Reproduce verbatim the lines of the records below, from the line that contains "svg-text:140: 140 <box>543 111 561 123</box>" through the line that contains "svg-text:60: 60 <box>550 230 562 242</box>", including both of those lines.

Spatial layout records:
>> Begin

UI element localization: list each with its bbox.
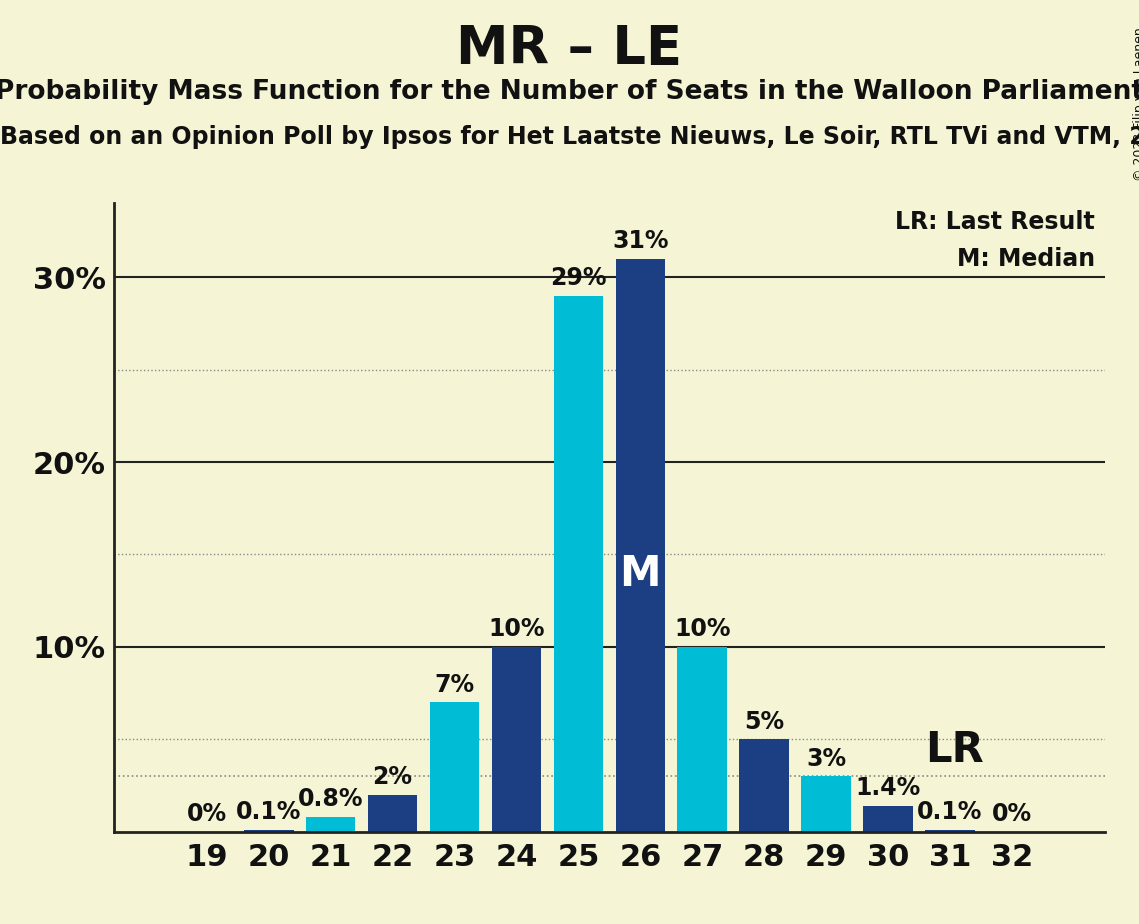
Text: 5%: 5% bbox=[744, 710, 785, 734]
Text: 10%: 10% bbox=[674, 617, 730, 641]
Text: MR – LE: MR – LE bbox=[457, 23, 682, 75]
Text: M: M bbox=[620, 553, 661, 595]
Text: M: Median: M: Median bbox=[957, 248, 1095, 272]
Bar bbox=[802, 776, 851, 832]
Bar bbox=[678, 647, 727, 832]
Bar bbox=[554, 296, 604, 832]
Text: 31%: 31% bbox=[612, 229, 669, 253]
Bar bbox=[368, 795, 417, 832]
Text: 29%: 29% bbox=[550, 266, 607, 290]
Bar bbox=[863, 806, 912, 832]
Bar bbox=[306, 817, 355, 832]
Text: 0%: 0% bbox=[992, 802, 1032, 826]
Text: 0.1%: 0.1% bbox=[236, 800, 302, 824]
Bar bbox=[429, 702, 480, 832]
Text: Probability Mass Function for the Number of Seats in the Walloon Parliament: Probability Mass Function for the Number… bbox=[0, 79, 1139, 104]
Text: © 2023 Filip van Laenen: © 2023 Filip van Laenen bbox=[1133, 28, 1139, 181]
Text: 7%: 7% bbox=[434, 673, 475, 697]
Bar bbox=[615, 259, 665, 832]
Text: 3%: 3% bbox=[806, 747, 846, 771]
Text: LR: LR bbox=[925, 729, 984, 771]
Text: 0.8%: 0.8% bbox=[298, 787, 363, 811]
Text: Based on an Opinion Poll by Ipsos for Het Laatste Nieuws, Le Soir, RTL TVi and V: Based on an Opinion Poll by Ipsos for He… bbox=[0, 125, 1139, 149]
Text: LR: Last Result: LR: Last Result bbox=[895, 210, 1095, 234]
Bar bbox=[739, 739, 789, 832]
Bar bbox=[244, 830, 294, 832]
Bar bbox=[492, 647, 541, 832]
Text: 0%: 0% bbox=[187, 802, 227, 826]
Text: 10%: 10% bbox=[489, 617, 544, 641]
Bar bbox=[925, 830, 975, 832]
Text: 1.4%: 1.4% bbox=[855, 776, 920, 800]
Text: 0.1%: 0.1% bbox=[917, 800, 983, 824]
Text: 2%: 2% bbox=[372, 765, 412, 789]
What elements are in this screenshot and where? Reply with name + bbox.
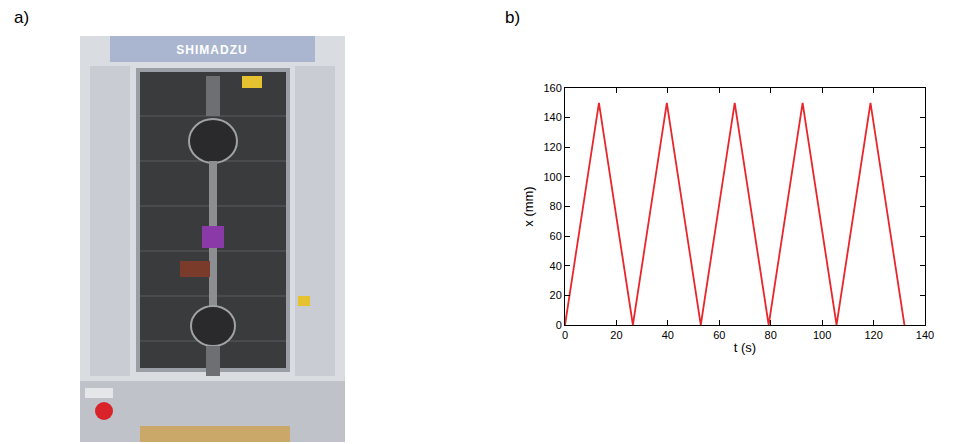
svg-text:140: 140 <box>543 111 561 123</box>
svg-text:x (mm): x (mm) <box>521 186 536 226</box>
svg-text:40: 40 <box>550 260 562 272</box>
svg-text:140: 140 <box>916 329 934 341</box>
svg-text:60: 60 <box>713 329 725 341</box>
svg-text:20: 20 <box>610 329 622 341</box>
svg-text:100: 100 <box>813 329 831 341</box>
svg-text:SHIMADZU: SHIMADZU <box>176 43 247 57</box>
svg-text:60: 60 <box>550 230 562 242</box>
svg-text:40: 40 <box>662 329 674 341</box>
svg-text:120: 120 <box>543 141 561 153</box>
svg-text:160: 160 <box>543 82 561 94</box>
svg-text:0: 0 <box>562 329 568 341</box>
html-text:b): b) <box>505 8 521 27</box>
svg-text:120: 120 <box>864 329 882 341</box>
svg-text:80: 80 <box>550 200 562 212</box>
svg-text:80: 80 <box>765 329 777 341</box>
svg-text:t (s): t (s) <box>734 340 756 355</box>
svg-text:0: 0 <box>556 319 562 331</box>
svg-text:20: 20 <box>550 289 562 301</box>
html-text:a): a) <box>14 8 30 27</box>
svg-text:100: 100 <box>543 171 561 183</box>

>> End
>> Begin

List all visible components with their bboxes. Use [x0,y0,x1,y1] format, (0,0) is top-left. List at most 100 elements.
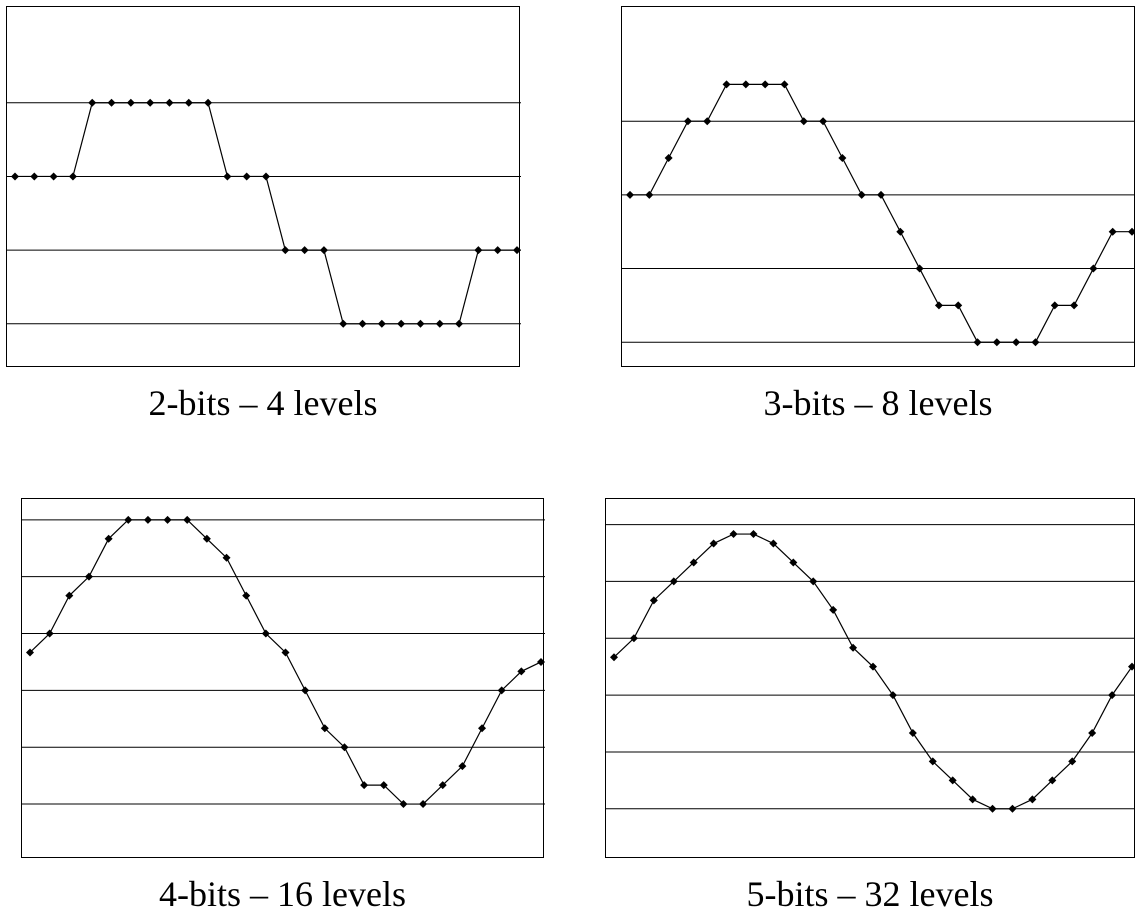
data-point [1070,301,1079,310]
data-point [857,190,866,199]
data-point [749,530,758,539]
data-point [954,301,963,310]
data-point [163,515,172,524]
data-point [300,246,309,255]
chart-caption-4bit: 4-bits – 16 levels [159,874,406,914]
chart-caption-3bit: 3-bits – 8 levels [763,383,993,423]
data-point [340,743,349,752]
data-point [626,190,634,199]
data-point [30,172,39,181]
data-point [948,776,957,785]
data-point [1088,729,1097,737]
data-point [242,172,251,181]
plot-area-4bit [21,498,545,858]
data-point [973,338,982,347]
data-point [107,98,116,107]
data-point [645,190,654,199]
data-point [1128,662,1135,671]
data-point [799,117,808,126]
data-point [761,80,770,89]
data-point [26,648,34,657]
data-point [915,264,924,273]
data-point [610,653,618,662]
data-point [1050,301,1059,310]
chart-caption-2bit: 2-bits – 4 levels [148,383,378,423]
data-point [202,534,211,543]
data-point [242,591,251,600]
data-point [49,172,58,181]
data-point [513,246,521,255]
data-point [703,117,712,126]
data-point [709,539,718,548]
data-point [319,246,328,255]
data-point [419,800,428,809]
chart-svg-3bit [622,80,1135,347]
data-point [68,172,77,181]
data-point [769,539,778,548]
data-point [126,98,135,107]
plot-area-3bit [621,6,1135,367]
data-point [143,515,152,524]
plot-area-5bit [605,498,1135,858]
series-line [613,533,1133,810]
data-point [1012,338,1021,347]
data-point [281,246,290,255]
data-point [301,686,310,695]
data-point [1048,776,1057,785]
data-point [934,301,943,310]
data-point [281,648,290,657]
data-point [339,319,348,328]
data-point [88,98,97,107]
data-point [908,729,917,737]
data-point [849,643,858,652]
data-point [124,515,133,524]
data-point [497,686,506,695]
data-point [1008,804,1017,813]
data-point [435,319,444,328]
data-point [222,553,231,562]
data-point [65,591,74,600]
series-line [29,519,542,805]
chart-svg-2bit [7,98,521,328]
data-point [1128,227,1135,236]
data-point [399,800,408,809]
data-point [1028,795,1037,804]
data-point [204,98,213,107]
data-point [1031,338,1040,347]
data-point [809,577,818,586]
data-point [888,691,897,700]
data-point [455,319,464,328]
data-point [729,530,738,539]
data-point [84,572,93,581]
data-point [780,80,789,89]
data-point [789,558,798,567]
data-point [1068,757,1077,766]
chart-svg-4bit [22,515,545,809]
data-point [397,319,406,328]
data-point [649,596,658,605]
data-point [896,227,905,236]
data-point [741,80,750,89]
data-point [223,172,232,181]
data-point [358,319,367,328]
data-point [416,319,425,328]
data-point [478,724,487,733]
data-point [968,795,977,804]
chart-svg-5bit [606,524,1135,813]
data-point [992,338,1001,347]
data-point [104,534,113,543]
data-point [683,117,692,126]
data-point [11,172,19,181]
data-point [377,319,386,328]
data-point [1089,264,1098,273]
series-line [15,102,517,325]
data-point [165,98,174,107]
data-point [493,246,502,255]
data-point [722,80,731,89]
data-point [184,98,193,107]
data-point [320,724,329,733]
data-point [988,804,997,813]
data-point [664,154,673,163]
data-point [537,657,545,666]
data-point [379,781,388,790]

>> End
>> Begin

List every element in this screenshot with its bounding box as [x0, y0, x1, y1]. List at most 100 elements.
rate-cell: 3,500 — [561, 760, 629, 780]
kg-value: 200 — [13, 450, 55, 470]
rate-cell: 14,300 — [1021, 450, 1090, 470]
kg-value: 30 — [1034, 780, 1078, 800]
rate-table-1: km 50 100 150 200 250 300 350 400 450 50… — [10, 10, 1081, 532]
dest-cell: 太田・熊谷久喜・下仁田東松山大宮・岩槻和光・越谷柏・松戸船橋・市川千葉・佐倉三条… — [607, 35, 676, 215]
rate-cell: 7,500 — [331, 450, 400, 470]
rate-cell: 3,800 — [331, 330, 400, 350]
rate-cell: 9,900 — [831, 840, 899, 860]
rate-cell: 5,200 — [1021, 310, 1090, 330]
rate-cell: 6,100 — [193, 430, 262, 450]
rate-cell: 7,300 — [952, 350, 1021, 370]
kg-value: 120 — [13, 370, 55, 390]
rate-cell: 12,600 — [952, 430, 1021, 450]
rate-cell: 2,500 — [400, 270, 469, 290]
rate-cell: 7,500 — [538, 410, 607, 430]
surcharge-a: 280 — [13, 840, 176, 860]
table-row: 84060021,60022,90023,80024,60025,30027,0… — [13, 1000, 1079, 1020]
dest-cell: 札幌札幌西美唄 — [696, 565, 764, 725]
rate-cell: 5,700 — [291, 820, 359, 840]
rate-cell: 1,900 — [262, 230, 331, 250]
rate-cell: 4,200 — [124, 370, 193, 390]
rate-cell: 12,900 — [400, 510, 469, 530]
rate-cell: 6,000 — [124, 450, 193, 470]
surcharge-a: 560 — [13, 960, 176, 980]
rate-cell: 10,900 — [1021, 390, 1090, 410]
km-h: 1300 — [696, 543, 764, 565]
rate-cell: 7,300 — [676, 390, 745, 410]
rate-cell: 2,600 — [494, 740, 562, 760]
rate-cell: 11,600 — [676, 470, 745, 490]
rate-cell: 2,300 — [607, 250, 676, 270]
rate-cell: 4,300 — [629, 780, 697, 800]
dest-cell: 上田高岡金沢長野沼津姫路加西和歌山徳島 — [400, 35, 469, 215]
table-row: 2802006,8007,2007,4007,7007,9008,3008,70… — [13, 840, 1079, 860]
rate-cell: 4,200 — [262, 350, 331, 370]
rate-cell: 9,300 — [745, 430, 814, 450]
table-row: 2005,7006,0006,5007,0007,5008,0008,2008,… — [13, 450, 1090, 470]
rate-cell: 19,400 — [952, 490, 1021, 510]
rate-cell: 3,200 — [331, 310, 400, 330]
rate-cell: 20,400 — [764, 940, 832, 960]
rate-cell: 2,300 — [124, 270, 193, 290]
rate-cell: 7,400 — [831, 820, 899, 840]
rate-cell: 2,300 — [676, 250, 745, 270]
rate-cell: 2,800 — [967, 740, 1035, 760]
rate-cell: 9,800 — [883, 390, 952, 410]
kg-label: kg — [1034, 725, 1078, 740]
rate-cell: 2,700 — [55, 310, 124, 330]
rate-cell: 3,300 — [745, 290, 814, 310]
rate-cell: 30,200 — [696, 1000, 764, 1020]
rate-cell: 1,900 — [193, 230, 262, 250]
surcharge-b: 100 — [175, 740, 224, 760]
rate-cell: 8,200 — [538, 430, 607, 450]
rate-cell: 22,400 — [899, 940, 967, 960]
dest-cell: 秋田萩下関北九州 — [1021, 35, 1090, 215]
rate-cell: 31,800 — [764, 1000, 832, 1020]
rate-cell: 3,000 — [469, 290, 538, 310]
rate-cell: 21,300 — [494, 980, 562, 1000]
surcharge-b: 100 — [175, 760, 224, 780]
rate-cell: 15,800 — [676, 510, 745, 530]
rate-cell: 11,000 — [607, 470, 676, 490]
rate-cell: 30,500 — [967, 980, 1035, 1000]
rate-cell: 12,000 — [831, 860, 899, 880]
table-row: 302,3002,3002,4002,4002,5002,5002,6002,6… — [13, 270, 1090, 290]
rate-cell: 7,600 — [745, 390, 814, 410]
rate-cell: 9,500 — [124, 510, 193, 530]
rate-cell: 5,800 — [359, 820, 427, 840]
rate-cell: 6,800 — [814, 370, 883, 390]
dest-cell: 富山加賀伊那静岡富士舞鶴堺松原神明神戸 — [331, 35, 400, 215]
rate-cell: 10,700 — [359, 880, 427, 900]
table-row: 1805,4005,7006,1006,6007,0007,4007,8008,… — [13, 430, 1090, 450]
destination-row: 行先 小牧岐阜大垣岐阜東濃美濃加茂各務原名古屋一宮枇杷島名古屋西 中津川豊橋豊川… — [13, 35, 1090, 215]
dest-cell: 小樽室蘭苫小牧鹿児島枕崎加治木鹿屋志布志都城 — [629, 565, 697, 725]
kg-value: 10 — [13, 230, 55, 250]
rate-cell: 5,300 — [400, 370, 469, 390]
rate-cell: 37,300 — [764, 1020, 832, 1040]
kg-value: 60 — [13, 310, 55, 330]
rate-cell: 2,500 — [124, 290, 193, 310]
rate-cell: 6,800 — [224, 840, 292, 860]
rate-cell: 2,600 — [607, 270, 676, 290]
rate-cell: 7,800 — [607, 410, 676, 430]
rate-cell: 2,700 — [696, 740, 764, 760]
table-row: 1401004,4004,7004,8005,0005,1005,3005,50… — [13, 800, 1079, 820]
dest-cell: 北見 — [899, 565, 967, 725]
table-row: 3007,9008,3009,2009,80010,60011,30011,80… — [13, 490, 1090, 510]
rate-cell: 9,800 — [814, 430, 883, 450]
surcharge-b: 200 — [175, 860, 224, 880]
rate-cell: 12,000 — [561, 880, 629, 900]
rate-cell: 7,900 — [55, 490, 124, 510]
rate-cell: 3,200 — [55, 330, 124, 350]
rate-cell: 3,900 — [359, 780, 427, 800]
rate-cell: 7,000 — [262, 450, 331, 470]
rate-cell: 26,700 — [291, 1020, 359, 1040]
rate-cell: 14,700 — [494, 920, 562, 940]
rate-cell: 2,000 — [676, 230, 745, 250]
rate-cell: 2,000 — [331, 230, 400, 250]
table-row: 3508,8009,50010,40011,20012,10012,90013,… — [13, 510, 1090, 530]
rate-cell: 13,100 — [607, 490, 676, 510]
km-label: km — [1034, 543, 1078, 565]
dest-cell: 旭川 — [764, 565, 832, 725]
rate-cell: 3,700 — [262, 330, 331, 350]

>> End

Full response:
svg-text:140: 140 <box>543 111 561 123</box>
svg-text:x (mm): x (mm) <box>521 186 536 226</box>
svg-text:40: 40 <box>550 260 562 272</box>
svg-text:140: 140 <box>916 329 934 341</box>
svg-text:60: 60 <box>713 329 725 341</box>
svg-text:20: 20 <box>610 329 622 341</box>
svg-text:100: 100 <box>813 329 831 341</box>
svg-text:SHIMADZU: SHIMADZU <box>176 43 247 57</box>
svg-text:60: 60 <box>550 230 562 242</box>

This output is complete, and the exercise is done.